[Start INPUT RECORDS]
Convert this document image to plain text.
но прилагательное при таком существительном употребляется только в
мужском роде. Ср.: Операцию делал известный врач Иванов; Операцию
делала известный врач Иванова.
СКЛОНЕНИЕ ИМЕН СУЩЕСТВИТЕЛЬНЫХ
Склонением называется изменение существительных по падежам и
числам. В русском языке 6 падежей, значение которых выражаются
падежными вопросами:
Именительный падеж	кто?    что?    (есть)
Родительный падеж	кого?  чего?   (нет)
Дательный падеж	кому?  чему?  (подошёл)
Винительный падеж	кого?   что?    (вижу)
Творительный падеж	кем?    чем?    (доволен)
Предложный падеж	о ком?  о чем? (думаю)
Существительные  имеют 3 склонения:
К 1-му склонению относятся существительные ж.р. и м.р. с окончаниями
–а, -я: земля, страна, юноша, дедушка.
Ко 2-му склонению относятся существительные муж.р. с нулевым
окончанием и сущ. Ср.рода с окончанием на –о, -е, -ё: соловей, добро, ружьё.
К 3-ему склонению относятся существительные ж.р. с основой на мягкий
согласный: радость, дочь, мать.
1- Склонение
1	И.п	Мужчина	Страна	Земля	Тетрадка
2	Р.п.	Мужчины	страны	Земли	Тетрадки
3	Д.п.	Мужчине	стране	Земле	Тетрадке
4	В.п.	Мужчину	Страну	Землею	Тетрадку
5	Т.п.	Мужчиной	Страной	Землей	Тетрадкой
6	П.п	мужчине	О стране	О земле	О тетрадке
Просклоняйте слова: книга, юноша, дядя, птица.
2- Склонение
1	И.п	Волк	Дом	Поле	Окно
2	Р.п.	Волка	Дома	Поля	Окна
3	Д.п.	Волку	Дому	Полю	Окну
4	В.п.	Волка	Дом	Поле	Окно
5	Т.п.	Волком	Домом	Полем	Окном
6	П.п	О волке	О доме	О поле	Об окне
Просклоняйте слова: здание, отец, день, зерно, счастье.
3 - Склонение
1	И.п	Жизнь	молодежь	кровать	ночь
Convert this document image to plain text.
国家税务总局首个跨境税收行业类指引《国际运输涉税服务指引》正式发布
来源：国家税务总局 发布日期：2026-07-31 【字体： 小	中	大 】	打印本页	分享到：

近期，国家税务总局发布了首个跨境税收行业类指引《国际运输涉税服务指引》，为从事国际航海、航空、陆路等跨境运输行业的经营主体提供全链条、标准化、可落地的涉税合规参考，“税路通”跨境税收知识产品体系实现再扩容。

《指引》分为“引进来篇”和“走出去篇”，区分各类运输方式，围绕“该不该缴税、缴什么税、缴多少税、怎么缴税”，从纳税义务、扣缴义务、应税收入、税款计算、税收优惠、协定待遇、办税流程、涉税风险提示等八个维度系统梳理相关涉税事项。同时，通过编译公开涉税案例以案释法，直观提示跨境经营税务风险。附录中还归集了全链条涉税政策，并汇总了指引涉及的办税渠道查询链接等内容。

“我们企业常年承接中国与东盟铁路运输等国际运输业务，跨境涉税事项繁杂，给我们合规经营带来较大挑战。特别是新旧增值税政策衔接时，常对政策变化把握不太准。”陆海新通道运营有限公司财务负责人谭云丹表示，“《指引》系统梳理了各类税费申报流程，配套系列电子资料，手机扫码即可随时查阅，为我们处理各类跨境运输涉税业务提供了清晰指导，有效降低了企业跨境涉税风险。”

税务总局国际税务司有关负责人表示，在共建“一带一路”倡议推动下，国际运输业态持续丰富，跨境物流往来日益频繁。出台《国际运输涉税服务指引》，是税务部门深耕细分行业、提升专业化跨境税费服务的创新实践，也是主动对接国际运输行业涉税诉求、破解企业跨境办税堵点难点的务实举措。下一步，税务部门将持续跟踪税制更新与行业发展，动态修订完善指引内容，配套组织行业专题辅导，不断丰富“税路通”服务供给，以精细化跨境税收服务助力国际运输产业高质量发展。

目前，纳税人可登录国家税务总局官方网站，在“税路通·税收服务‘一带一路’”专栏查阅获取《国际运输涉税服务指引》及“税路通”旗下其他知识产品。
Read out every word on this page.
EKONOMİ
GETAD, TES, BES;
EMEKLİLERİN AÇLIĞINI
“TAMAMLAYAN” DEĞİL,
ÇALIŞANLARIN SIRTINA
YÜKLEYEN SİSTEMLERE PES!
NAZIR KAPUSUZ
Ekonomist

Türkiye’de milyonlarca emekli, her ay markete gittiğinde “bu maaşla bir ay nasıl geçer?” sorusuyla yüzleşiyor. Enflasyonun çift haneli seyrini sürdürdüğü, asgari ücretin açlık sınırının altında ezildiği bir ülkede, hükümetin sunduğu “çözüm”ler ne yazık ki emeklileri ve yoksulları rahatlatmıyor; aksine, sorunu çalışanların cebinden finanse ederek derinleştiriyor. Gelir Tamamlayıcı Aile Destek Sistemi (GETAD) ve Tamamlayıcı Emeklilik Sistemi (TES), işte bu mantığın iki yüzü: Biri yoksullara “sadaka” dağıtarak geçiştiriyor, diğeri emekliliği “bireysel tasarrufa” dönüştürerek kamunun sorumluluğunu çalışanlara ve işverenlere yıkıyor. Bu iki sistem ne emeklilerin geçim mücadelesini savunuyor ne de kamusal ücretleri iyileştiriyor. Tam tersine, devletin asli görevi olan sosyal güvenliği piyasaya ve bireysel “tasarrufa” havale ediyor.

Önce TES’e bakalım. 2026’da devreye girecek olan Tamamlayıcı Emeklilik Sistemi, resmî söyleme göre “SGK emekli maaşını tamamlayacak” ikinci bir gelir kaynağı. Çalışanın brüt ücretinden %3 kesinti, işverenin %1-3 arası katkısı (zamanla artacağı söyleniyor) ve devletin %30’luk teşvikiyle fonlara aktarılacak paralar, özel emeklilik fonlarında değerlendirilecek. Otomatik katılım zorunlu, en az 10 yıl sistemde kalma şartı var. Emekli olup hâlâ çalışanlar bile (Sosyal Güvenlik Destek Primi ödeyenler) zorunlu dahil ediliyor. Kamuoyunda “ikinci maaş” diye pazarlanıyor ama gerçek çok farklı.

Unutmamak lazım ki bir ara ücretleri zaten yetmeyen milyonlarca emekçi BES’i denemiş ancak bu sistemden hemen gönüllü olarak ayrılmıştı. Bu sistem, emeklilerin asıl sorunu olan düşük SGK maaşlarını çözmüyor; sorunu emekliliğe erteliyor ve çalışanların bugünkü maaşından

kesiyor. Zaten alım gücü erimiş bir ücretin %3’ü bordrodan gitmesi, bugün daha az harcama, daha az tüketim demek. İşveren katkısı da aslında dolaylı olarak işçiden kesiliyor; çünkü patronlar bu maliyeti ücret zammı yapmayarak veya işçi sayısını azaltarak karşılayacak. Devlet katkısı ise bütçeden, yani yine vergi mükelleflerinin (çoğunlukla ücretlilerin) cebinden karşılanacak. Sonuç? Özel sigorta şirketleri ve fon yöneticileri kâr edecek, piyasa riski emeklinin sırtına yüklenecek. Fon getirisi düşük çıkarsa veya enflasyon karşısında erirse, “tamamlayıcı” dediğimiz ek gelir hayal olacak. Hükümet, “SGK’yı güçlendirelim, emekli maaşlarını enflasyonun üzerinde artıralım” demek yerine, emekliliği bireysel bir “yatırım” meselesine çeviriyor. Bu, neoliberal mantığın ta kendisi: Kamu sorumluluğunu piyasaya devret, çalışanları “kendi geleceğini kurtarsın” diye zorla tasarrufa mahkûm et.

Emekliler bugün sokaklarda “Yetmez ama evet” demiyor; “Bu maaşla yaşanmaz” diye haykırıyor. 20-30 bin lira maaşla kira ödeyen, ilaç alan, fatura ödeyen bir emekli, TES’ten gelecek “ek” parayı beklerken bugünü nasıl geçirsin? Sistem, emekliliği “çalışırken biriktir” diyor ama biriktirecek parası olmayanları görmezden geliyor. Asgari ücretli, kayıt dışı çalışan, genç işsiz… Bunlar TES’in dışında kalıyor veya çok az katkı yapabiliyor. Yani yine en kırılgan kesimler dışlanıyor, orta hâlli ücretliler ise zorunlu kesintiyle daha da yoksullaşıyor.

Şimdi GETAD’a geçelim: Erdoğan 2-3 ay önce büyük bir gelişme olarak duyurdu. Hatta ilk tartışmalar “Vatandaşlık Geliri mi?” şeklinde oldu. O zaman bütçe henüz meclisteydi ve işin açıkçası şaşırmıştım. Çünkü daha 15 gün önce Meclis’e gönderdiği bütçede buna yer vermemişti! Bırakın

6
[End INPUT RECORDS]
**STATED TASK**.
Among the entries above, how many lines include the word "GETAD"? Reply with the number only.

**WRITTEN RESPONSE**.
3